What you have to do
Write out, word for word, every line from the one containing "Convert this screenshot" through the last line of the records below, both ends included.

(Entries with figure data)
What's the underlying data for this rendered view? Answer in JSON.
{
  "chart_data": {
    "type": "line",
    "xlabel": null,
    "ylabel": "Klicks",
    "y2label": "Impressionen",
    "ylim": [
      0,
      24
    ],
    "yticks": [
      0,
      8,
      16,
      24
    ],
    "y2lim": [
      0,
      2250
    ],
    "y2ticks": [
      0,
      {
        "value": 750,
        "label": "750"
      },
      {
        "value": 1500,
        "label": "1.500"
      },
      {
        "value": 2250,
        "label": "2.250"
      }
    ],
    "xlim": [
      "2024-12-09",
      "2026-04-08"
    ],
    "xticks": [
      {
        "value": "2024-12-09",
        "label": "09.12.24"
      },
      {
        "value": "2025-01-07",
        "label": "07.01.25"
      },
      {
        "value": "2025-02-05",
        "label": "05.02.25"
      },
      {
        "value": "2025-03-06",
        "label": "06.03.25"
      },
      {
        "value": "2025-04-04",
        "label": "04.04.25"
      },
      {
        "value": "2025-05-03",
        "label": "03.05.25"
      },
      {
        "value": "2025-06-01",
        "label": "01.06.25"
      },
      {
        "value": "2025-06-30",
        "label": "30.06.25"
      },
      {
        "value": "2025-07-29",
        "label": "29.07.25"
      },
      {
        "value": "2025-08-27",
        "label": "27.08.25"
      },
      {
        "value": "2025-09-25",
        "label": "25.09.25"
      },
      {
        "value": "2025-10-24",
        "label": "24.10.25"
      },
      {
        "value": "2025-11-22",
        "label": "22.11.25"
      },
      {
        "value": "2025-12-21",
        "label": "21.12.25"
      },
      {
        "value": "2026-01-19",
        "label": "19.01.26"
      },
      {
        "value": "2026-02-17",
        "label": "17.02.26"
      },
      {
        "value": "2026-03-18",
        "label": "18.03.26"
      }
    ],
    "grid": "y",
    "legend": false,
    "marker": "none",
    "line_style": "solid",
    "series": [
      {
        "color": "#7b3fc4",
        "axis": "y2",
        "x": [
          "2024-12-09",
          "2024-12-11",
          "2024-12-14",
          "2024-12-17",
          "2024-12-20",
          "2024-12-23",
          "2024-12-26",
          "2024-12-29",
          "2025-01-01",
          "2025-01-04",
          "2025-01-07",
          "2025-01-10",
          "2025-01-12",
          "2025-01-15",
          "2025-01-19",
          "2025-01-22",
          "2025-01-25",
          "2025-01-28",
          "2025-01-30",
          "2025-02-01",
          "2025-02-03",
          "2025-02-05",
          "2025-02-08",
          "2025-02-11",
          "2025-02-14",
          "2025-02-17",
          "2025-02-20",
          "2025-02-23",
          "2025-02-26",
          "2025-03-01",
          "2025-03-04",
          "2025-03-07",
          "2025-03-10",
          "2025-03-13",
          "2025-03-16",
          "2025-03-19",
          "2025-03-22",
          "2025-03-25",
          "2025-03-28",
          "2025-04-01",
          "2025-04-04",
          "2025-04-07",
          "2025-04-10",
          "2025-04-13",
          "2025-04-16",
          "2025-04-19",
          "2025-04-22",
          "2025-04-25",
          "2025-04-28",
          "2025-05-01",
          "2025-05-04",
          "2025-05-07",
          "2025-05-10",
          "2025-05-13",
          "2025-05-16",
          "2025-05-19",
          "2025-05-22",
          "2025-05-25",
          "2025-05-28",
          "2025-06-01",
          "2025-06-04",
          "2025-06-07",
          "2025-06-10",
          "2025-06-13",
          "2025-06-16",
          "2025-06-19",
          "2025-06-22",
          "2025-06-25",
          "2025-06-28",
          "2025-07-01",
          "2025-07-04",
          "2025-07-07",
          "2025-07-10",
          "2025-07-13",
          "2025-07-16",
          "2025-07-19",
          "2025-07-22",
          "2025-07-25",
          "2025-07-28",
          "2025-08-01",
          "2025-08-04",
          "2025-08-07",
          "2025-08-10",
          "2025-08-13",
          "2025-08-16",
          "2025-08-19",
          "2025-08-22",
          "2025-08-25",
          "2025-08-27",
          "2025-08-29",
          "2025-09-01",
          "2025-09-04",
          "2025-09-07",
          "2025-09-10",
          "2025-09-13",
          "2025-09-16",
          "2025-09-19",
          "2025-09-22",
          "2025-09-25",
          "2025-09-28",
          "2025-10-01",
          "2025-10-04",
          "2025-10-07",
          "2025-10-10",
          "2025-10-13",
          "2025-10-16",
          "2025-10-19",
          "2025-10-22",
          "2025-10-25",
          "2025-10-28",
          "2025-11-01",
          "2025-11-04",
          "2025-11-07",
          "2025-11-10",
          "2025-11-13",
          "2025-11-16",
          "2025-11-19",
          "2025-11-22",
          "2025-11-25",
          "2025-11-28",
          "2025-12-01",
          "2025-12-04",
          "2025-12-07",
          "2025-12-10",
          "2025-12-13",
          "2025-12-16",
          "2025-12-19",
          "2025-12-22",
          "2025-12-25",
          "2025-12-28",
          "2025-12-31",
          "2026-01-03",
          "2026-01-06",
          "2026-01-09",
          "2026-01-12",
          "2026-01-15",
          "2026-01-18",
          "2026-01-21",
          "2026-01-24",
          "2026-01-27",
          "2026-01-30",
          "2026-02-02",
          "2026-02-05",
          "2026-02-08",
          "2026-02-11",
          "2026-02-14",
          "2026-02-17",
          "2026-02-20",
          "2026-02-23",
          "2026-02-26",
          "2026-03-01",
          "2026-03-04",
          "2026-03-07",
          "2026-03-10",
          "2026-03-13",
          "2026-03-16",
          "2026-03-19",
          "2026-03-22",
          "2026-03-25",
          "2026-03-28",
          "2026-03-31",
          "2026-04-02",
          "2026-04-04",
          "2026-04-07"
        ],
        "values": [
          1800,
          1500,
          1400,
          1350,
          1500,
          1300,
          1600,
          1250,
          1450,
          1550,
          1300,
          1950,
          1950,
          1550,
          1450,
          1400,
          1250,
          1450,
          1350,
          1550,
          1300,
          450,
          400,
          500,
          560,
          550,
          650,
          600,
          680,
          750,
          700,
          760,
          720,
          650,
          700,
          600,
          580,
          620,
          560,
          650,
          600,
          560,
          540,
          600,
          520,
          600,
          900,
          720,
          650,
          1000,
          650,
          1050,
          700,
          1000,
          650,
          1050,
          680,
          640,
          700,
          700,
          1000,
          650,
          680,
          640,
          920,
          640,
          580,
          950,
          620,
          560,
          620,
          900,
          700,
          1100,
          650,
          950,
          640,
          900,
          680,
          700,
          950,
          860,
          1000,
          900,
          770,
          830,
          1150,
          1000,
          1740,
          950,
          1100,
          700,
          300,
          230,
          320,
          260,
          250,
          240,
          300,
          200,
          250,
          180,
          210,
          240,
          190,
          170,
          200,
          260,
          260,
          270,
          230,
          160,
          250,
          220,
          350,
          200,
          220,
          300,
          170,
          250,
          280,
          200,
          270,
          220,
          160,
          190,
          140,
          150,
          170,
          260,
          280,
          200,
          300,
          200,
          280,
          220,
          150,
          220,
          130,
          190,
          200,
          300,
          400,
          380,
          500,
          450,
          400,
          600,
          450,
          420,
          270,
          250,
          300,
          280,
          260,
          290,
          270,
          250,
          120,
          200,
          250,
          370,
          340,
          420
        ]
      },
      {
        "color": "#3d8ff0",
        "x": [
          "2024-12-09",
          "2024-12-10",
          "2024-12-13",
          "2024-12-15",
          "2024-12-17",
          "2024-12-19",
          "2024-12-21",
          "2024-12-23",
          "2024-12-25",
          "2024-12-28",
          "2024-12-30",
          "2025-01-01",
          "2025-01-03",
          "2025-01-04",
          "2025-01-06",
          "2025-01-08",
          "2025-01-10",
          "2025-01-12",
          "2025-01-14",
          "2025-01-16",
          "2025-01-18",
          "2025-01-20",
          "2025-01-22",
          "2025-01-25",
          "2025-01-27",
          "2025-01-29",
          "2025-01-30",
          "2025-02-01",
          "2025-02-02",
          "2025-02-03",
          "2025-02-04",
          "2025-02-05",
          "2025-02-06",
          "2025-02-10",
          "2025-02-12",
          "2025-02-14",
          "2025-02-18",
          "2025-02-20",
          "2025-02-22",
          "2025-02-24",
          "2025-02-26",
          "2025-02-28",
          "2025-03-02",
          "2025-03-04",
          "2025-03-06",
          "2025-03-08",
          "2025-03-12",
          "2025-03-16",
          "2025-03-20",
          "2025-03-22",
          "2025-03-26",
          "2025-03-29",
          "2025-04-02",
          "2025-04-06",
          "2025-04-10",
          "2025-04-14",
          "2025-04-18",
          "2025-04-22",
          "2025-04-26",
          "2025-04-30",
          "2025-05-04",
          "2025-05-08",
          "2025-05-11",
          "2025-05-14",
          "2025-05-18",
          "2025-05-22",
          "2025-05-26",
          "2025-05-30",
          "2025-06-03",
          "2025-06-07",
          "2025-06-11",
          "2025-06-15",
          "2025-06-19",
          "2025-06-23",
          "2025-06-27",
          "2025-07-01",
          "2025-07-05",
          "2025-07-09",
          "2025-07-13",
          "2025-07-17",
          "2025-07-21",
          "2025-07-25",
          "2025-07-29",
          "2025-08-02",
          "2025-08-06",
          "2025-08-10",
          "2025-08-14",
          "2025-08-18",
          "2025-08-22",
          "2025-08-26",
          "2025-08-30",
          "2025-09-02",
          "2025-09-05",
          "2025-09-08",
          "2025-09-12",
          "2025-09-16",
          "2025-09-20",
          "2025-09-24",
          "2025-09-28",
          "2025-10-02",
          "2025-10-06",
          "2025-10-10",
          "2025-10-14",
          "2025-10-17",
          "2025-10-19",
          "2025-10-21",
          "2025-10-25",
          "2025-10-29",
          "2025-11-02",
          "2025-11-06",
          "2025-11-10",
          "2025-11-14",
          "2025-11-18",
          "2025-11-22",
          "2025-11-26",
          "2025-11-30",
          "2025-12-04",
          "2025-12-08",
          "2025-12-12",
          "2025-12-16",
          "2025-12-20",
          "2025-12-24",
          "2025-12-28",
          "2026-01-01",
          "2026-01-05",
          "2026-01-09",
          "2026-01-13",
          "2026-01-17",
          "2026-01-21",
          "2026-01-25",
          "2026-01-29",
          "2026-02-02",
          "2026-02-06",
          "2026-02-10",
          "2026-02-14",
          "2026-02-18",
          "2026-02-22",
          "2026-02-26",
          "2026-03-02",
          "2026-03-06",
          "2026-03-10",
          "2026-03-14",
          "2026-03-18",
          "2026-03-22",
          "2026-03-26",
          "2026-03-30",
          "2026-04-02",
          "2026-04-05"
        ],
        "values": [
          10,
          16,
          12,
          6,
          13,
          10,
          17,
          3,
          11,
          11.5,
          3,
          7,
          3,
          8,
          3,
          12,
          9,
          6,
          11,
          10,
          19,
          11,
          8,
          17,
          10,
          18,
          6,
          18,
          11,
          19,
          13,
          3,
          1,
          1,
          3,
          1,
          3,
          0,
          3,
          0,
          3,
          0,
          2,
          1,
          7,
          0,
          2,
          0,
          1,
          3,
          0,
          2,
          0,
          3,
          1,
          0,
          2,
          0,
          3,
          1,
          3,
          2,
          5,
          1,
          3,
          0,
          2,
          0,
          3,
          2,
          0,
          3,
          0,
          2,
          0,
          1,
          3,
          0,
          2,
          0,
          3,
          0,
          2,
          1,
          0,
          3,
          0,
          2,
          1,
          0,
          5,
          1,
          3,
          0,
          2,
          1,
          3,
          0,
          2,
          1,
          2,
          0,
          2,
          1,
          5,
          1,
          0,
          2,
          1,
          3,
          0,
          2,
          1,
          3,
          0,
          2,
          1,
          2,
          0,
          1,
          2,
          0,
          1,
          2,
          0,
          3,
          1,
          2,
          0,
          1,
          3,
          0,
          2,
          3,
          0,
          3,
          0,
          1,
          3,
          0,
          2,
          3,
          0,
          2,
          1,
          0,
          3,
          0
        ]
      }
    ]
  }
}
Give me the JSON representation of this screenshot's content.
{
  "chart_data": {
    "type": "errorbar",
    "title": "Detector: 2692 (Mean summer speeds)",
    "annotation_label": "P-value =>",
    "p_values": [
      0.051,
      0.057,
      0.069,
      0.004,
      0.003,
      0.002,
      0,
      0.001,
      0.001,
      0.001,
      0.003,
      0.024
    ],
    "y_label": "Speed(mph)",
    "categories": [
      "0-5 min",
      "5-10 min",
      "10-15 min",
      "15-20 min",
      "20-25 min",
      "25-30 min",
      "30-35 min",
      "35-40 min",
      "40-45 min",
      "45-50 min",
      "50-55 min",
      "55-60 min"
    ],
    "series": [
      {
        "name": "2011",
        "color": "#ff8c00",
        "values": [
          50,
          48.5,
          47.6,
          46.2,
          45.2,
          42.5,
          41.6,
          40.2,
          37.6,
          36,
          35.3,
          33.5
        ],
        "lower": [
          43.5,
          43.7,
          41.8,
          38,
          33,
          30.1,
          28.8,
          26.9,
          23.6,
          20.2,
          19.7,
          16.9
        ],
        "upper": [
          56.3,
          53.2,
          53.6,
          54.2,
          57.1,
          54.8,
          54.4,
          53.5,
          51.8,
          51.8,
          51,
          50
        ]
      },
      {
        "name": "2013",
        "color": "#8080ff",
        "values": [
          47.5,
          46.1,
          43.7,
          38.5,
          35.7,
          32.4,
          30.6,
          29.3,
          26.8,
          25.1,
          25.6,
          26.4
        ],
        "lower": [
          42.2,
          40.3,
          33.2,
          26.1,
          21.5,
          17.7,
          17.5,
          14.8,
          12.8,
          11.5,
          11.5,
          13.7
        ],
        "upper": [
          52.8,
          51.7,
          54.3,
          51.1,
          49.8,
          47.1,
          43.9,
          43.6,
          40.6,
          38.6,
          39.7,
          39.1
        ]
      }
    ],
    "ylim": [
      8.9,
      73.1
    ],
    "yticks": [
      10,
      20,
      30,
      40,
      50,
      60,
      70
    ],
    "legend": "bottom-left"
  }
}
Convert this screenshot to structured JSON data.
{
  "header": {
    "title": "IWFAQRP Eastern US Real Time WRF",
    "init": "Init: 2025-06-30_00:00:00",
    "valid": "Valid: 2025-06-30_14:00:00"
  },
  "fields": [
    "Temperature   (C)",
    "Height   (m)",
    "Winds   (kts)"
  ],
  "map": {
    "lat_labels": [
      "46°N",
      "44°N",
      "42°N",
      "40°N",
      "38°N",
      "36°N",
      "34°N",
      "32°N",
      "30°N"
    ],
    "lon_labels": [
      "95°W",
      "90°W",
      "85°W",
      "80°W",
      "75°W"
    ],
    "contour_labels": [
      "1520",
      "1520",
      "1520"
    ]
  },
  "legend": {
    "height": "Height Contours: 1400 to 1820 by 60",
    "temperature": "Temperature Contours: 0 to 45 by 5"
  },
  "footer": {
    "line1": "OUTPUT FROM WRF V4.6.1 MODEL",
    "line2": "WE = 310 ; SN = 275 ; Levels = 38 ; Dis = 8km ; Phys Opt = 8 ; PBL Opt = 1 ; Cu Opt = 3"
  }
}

Output for this task
Convert this screenshot to structured JSON data.
{
  "header": {
    "title": "IWFAQRP Eastern US Real Time WRF",
    "init": "Init: 2025-06-30_00:00:00",
    "valid": "Valid: 2025-06-30_14:00:00"
  },
  "fields": [
    "Temperature   (C)",
    "Height   (m)",
    "Winds   (kts)"
  ],
  "map": {
    "lat_labels": [
      "46°N",
      "44°N",
      "42°N",
      "40°N",
      "38°N",
      "36°N",
      "34°N",
      "32°N",
      "30°N"
    ],
    "lon_labels": [
      "95°W",
      "90°W",
      "85°W",
      "80°W",
      "75°W"
    ],
    "contour_labels": [
      "1520",
      "1520",
      "1520"
    ]
  },
  "legend": {
    "height": "Height Contours: 1400 to 1820 by 60",
    "temperature": "Temperature Contours: 0 to 45 by 5"
  },
  "footer": {
    "line1": "OUTPUT FROM WRF V4.6.1 MODEL",
    "line2": "WE = 310 ; SN = 275 ; Levels = 38 ; Dis = 8km ; Phys Opt = 8 ; PBL Opt = 1 ; Cu Opt = 3"
  }
}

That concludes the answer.